Directive: Using the data below, repeat all of it precisely.

Records supplied:
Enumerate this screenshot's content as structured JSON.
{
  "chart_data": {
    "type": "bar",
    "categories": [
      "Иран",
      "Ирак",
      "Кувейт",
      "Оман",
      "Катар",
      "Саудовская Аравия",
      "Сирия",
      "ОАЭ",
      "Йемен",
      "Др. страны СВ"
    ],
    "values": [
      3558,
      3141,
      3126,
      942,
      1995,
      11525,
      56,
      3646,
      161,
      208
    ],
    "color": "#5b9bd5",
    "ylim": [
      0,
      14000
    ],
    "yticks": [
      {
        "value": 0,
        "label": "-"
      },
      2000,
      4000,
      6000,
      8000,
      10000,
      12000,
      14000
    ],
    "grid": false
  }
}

Task solution:
Enumerate this screenshot's content as structured JSON.
{
  "chart_data": {
    "type": "bar",
    "categories": [
      "Иран",
      "Ирак",
      "Кувейт",
      "Оман",
      "Катар",
      "Саудовская Аравия",
      "Сирия",
      "ОАЭ",
      "Йемен",
      "Др. страны СВ"
    ],
    "values": [
      3558,
      3141,
      3126,
      942,
      1995,
      11525,
      56,
      3646,
      161,
      208
    ],
    "color": "#5b9bd5",
    "ylim": [
      0,
      14000
    ],
    "yticks": [
      {
        "value": 0,
        "label": "-"
      },
      2000,
      4000,
      6000,
      8000,
      10000,
      12000,
      14000
    ],
    "grid": false
  }
}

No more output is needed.